EXERCISE GOAL
Wherever a line below holds the word "JSON", copy that line.

Source data
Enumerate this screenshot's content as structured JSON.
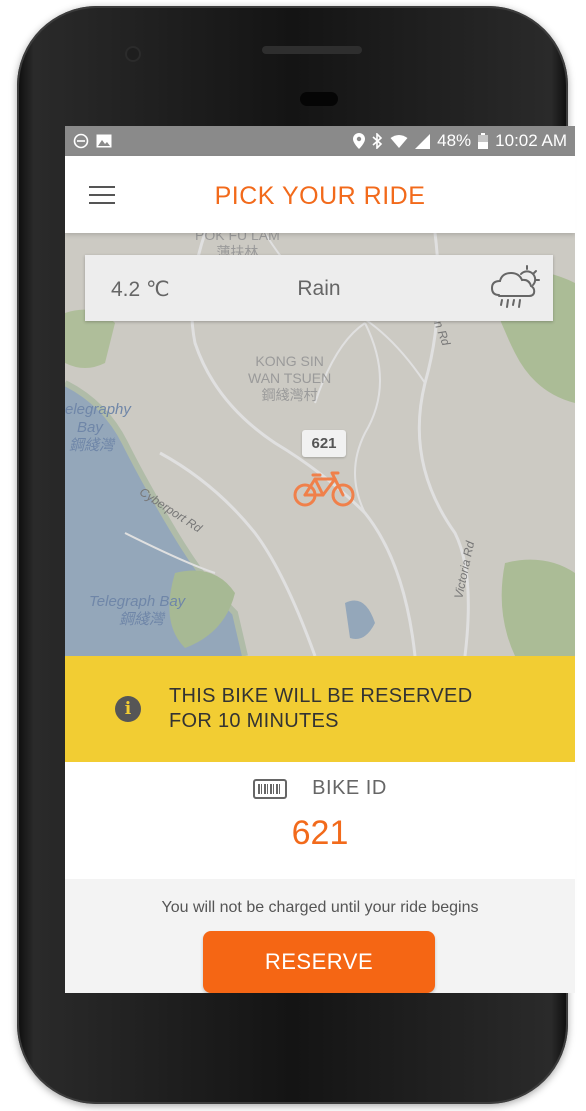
{
  "status_bar": {
    "battery": "48%",
    "time": "10:02 AM"
  },
  "app_bar": {
    "title": "PICK YOUR RIDE"
  },
  "weather": {
    "temperature": "4.2 ℃",
    "condition": "Rain",
    "icon": "cloud-rain-sun-icon"
  },
  "map": {
    "labels": {
      "pok_fu_lam": "POK FU LAM",
      "pok_fu_lam_zh": "薄扶林",
      "kong_sin_1": "KONG SIN",
      "kong_sin_2": "WAN TSUEN",
      "kong_sin_zh": "鋼綫灣村",
      "telegraph_bay_1": "elegraphy",
      "telegraph_bay_2": "Bay",
      "telegraph_bay_zh": "鋼綫灣",
      "telegraph_bay_lower": "Telegraph Bay",
      "telegraph_bay_lower_zh": "鋼綫灣",
      "cyberport_rd": "Cyberport Rd",
      "victoria_rd": "Victoria Rd",
      "road_top_right": "on Rd"
    },
    "marker": {
      "bike_id": "621",
      "icon": "bicycle-icon"
    }
  },
  "banner": {
    "line1": "THIS BIKE WILL BE RESERVED",
    "line2": "FOR 10 MINUTES",
    "icon": "info-icon"
  },
  "bike": {
    "label": "BIKE ID",
    "id": "621",
    "icon": "barcode-icon"
  },
  "footer": {
    "charge_note": "You will not be charged until your ride begins",
    "reserve_label": "RESERVE"
  },
  "colors": {
    "accent": "#f26a1b",
    "button": "#f56614",
    "banner": "#f2cd33",
    "status_bar": "#8a8a8a"
  }
}
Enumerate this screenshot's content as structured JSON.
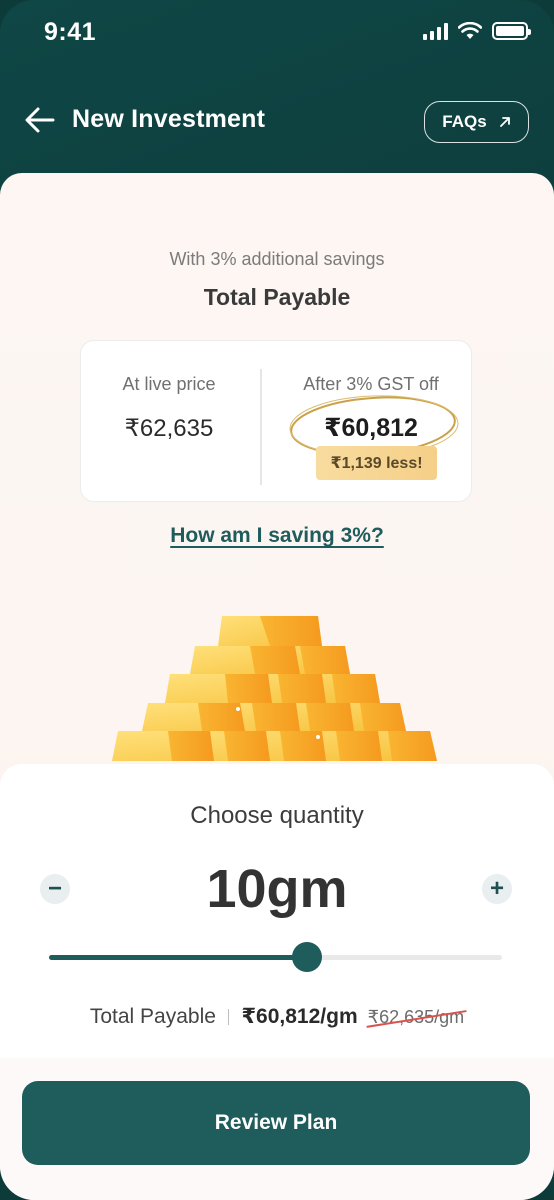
{
  "status_bar": {
    "time": "9:41"
  },
  "header": {
    "title": "New Investment",
    "faqs_label": "FAQs"
  },
  "savings": {
    "note": "With 3% additional savings",
    "title": "Total Payable"
  },
  "price_card": {
    "live_label": "At live price",
    "live_price": "₹62,635",
    "after_label": "After 3% GST off",
    "after_price": "₹60,812",
    "less_badge": "₹1,139 less!"
  },
  "how_link": "How am I saving 3%?",
  "quantity": {
    "title": "Choose quantity",
    "value": "10gm",
    "minus": "−",
    "plus": "+",
    "slider_level": 0.57
  },
  "summary": {
    "label": "Total Payable",
    "price": "₹60,812/gm",
    "old_price": "₹62,635/gm"
  },
  "cta": {
    "review_label": "Review Plan"
  },
  "colors": {
    "primary": "#1f5c5c",
    "header_bg": "#0d3c3b",
    "badge": "#f5cf88"
  }
}
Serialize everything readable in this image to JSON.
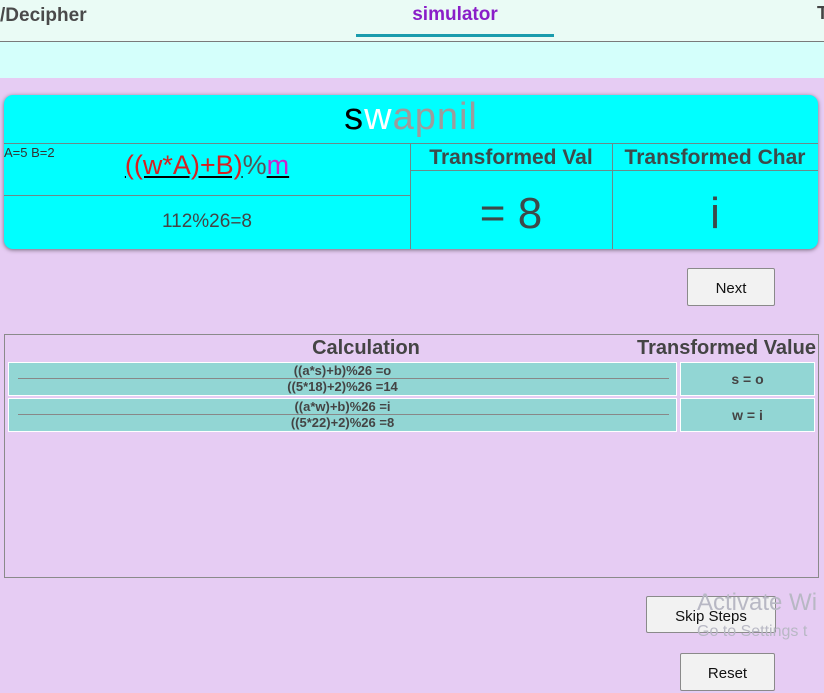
{
  "nav": {
    "title": "/Decipher",
    "tab_label": "simulator",
    "edge_fragment": "T"
  },
  "card": {
    "word": {
      "done": "s",
      "current": "w",
      "rest": "apnil"
    },
    "params": "A=5  B=2",
    "formula": {
      "expr": "((w*A)+B)",
      "op": "%",
      "mod": "m"
    },
    "calc": "112%26=8",
    "header_val": "Transformed Val",
    "header_char": "Transformed Char",
    "value": "= 8",
    "char": "i"
  },
  "buttons": {
    "next": "Next",
    "skip": "Skip Steps",
    "reset": "Reset"
  },
  "table": {
    "header_calc": "Calculation",
    "header_tv": "Transformed Value",
    "rows": [
      {
        "line1": "((a*s)+b)%26 =o",
        "line2": "((5*18)+2)%26 =14",
        "tv": "s = o"
      },
      {
        "line1": "((a*w)+b)%26 =i",
        "line2": "((5*22)+2)%26 =8",
        "tv": "w = i"
      }
    ]
  },
  "watermark": {
    "line1": "Activate Wi",
    "line2": "Go to Settings t"
  },
  "colors": {
    "background": "#e6ccf3",
    "card": "#00ffff",
    "accent": "#8a1ec8",
    "row_fill": "#92d6d4"
  }
}
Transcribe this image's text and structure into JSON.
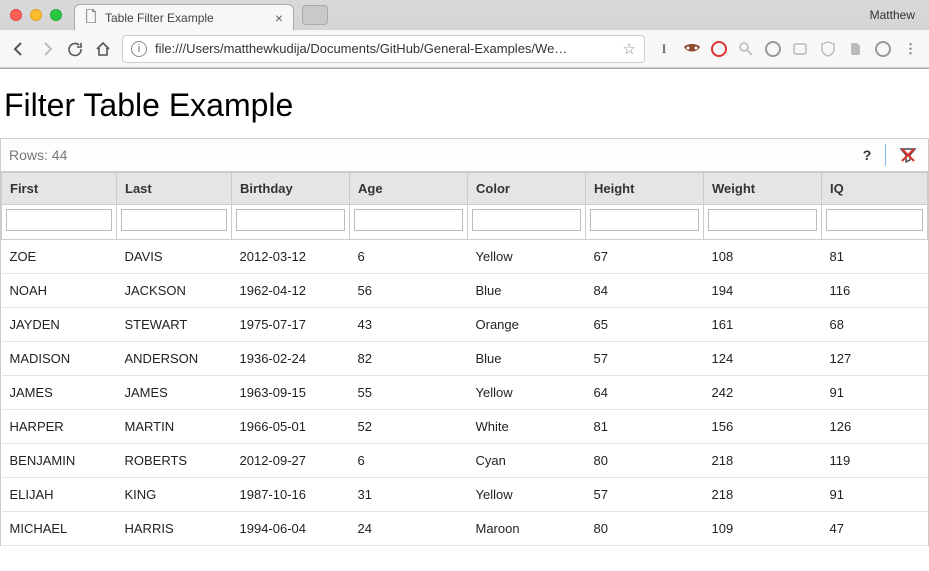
{
  "browser": {
    "profile_name": "Matthew",
    "tab_title": "Table Filter Example",
    "url": "file:///Users/matthewkudija/Documents/GitHub/General-Examples/We…"
  },
  "page": {
    "heading": "Filter Table Example",
    "rows_label": "Rows:",
    "rows_count": "44",
    "help_icon_label": "?",
    "columns": [
      {
        "key": "first",
        "label": "First"
      },
      {
        "key": "last",
        "label": "Last"
      },
      {
        "key": "birthday",
        "label": "Birthday"
      },
      {
        "key": "age",
        "label": "Age"
      },
      {
        "key": "color",
        "label": "Color"
      },
      {
        "key": "height",
        "label": "Height"
      },
      {
        "key": "weight",
        "label": "Weight"
      },
      {
        "key": "iq",
        "label": "IQ"
      }
    ],
    "filters": {
      "first": "",
      "last": "",
      "birthday": "",
      "age": "",
      "color": "",
      "height": "",
      "weight": "",
      "iq": ""
    },
    "rows": [
      {
        "first": "ZOE",
        "last": "DAVIS",
        "birthday": "2012-03-12",
        "age": "6",
        "color": "Yellow",
        "height": "67",
        "weight": "108",
        "iq": "81"
      },
      {
        "first": "NOAH",
        "last": "JACKSON",
        "birthday": "1962-04-12",
        "age": "56",
        "color": "Blue",
        "height": "84",
        "weight": "194",
        "iq": "116"
      },
      {
        "first": "JAYDEN",
        "last": "STEWART",
        "birthday": "1975-07-17",
        "age": "43",
        "color": "Orange",
        "height": "65",
        "weight": "161",
        "iq": "68"
      },
      {
        "first": "MADISON",
        "last": "ANDERSON",
        "birthday": "1936-02-24",
        "age": "82",
        "color": "Blue",
        "height": "57",
        "weight": "124",
        "iq": "127"
      },
      {
        "first": "JAMES",
        "last": "JAMES",
        "birthday": "1963-09-15",
        "age": "55",
        "color": "Yellow",
        "height": "64",
        "weight": "242",
        "iq": "91"
      },
      {
        "first": "HARPER",
        "last": "MARTIN",
        "birthday": "1966-05-01",
        "age": "52",
        "color": "White",
        "height": "81",
        "weight": "156",
        "iq": "126"
      },
      {
        "first": "BENJAMIN",
        "last": "ROBERTS",
        "birthday": "2012-09-27",
        "age": "6",
        "color": "Cyan",
        "height": "80",
        "weight": "218",
        "iq": "119"
      },
      {
        "first": "ELIJAH",
        "last": "KING",
        "birthday": "1987-10-16",
        "age": "31",
        "color": "Yellow",
        "height": "57",
        "weight": "218",
        "iq": "91"
      },
      {
        "first": "MICHAEL",
        "last": "HARRIS",
        "birthday": "1994-06-04",
        "age": "24",
        "color": "Maroon",
        "height": "80",
        "weight": "109",
        "iq": "47"
      }
    ]
  }
}
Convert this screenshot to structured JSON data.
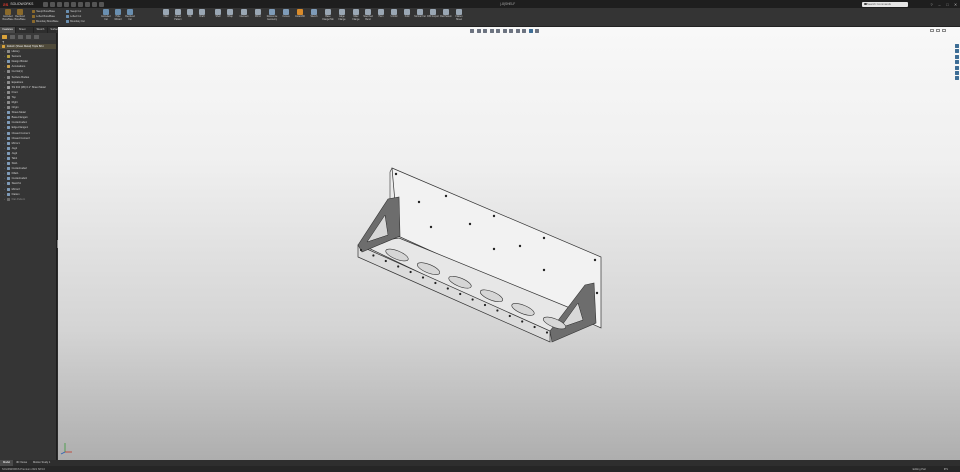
{
  "titlebar": {
    "app_name": "SOLIDWORKS",
    "document_title": "(-8)SHELF",
    "search_placeholder": "Search Commands",
    "win_buttons": [
      "?",
      "–",
      "□",
      "✕"
    ]
  },
  "commands": [
    {
      "label": "Extruded Boss/Base",
      "icon": "extrude-boss-icon",
      "color": "#8b6a2b"
    },
    {
      "label": "Revolved Boss/Base",
      "icon": "revolve-boss-icon",
      "color": "#8b6a2b"
    },
    {
      "label": "Extruded Cut",
      "icon": "extrude-cut-icon",
      "color": "#6a8fb0"
    },
    {
      "label": "Hole Wizard",
      "icon": "hole-wizard-icon",
      "color": "#6a8fb0"
    },
    {
      "label": "Revolved Cut",
      "icon": "revolve-cut-icon",
      "color": "#6a8fb0"
    },
    {
      "label": "Fillet",
      "icon": "fillet-icon",
      "color": "#9aa7b4"
    },
    {
      "label": "Linear Pattern",
      "icon": "linear-pattern-icon",
      "color": "#9aa7b4"
    },
    {
      "label": "Rib",
      "icon": "rib-icon",
      "color": "#9aa7b4"
    },
    {
      "label": "Draft",
      "icon": "draft-icon",
      "color": "#9aa7b4"
    },
    {
      "label": "Shell",
      "icon": "shell-icon",
      "color": "#9aa7b4"
    },
    {
      "label": "Wrap",
      "icon": "wrap-icon",
      "color": "#9aa7b4"
    },
    {
      "label": "Intersect",
      "icon": "intersect-icon",
      "color": "#9aa7b4"
    },
    {
      "label": "Mirror",
      "icon": "mirror-icon",
      "color": "#9aa7b4"
    },
    {
      "label": "Reference Geometry",
      "icon": "reference-geometry-icon",
      "color": "#7e9bb8"
    },
    {
      "label": "Curves",
      "icon": "curves-icon",
      "color": "#7e9bb8"
    },
    {
      "label": "Instant3D",
      "icon": "instant3d-icon",
      "color": "#d98b2b"
    },
    {
      "label": "Sketch",
      "icon": "sketch-icon",
      "color": "#7e9bb8"
    },
    {
      "label": "Base Flange/Tab",
      "icon": "base-flange-icon",
      "color": "#9aa7b4"
    },
    {
      "label": "Edge Flange",
      "icon": "edge-flange-icon",
      "color": "#9aa7b4"
    },
    {
      "label": "Miter Flange",
      "icon": "miter-flange-icon",
      "color": "#9aa7b4"
    },
    {
      "label": "Sketched Bend",
      "icon": "sketched-bend-icon",
      "color": "#9aa7b4"
    },
    {
      "label": "Hem",
      "icon": "hem-icon",
      "color": "#9aa7b4"
    },
    {
      "label": "Unfold",
      "icon": "unfold-icon",
      "color": "#9aa7b4"
    },
    {
      "label": "Fold",
      "icon": "fold-icon",
      "color": "#9aa7b4"
    },
    {
      "label": "Normal Cut",
      "icon": "normal-cut-icon",
      "color": "#9aa7b4"
    },
    {
      "label": "DXF Export",
      "icon": "dxf-export-icon",
      "color": "#9aa7b4"
    },
    {
      "label": "Flat Pattern",
      "icon": "flat-pattern-icon",
      "color": "#9aa7b4"
    },
    {
      "label": "Flatten Sheet",
      "icon": "flatten-icon",
      "color": "#9aa7b4"
    }
  ],
  "small_commands": [
    {
      "label": "Swept Boss/Base",
      "icon": "swept-icon"
    },
    {
      "label": "Lofted Boss/Base",
      "icon": "loft-icon"
    },
    {
      "label": "Boundary Boss/Base",
      "icon": "boundary-icon"
    },
    {
      "label": "Swept Cut",
      "icon": "swept-cut-icon"
    },
    {
      "label": "Lofted Cut",
      "icon": "loft-cut-icon"
    },
    {
      "label": "Boundary Cut",
      "icon": "boundary-cut-icon"
    }
  ],
  "tabs": [
    {
      "label": "Features",
      "active": true
    },
    {
      "label": "Sheet Metal",
      "active": false
    },
    {
      "label": "Sketch",
      "active": false
    },
    {
      "label": "Surfaces",
      "active": false
    },
    {
      "label": "Weldments",
      "active": false
    },
    {
      "label": "Direct Editing",
      "active": false
    },
    {
      "label": "Evaluate",
      "active": false
    },
    {
      "label": "MBD Dimensions",
      "active": false
    },
    {
      "label": "SOLIDWORKS Add-Ins",
      "active": false
    }
  ],
  "tree": {
    "root": "SHELF (Sheet Metal) Triple Brkt",
    "items": [
      {
        "label": "History",
        "icon": "history-icon",
        "color": "#8b8b8b"
      },
      {
        "label": "Sensors",
        "icon": "sensor-icon",
        "color": "#b8a040"
      },
      {
        "label": "Design Binder",
        "icon": "binder-icon",
        "color": "#7e9bb8"
      },
      {
        "label": "Annotations",
        "icon": "annotations-icon",
        "color": "#c9a24e"
      },
      {
        "label": "Cut list(1)",
        "icon": "cutlist-icon",
        "color": "#8b8b8b"
      },
      {
        "label": "Surface Bodies",
        "icon": "surface-bodies-icon",
        "color": "#8b8b8b"
      },
      {
        "label": "Equations",
        "icon": "equations-icon",
        "color": "#8b8b8b"
      },
      {
        "label": "SS 304 (2B) 0.1\" Sheet Metal",
        "icon": "material-icon",
        "color": "#a0a0a0"
      },
      {
        "label": "Front",
        "icon": "plane-icon",
        "color": "#8b8b8b"
      },
      {
        "label": "Top",
        "icon": "plane-icon",
        "color": "#8b8b8b"
      },
      {
        "label": "Right",
        "icon": "plane-icon",
        "color": "#8b8b8b"
      },
      {
        "label": "Origin",
        "icon": "origin-icon",
        "color": "#8b8b8b"
      },
      {
        "label": "Sheet-Metal",
        "icon": "sheet-metal-icon",
        "color": "#7e9bb8"
      },
      {
        "label": "Base-Flange1",
        "icon": "base-flange-icon",
        "color": "#7e9bb8"
      },
      {
        "label": "Cut-Extrude1",
        "icon": "cut-extrude-icon",
        "color": "#7e9bb8"
      },
      {
        "label": "Edge-Flange1",
        "icon": "edge-flange-icon",
        "color": "#7e9bb8"
      },
      {
        "label": "Closed Corner1",
        "icon": "corner-icon",
        "color": "#7e9bb8"
      },
      {
        "label": "Closed Corner2",
        "icon": "corner-icon",
        "color": "#7e9bb8"
      },
      {
        "label": "Mirror1",
        "icon": "mirror-icon",
        "color": "#7e9bb8"
      },
      {
        "label": "Jog1",
        "icon": "jog-icon",
        "color": "#7e9bb8"
      },
      {
        "label": "Jog2",
        "icon": "jog-icon",
        "color": "#7e9bb8"
      },
      {
        "label": "Tab1",
        "icon": "tab-icon",
        "color": "#7e9bb8"
      },
      {
        "label": "Slot1",
        "icon": "slot-icon",
        "color": "#7e9bb8"
      },
      {
        "label": "Cut-Extrude2",
        "icon": "cut-extrude-icon",
        "color": "#7e9bb8"
      },
      {
        "label": "Fillet1",
        "icon": "fillet-icon",
        "color": "#7e9bb8"
      },
      {
        "label": "Cut-Extrude3",
        "icon": "cut-extrude-icon",
        "color": "#7e9bb8"
      },
      {
        "label": "Sketch1",
        "icon": "sketch-icon",
        "color": "#7e9bb8"
      },
      {
        "label": "Mirror2",
        "icon": "mirror-icon",
        "color": "#7e9bb8"
      },
      {
        "label": "Flatten",
        "icon": "flatten-icon",
        "color": "#7e9bb8"
      },
      {
        "label": "Flat-Pattern",
        "icon": "flat-pattern-icon",
        "color": "#6b6b6b"
      }
    ]
  },
  "bottom_tabs": [
    {
      "label": "Model",
      "active": true
    },
    {
      "label": "3D Views",
      "active": false
    },
    {
      "label": "Motion Study 1",
      "active": false
    }
  ],
  "status": {
    "left": "SOLIDWORKS Premium 2021 SP4.0",
    "right": "Editing Part",
    "units": "IPS"
  },
  "heads_up_icons": [
    "zoom-fit-icon",
    "zoom-area-icon",
    "previous-view-icon",
    "section-view-icon",
    "dynamic-annotation-icon",
    "view-orientation-icon",
    "display-style-icon",
    "hide-show-icon",
    "edit-appearance-icon",
    "apply-scene-icon",
    "view-settings-icon"
  ],
  "model": {
    "shelf_holes": 6,
    "edge_holes": 16,
    "back_holes": 12
  },
  "colors": {
    "accent": "#d9a23a",
    "model_edge": "#333333"
  }
}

RESPONSE
Enumerate this screenshot's content as structured JSON.
Enumerate this screenshot's content as structured JSON.
Serialize everything readable in this image to JSON.
Transcribe this image's text and structure into JSON.
Convert this screenshot to structured JSON data.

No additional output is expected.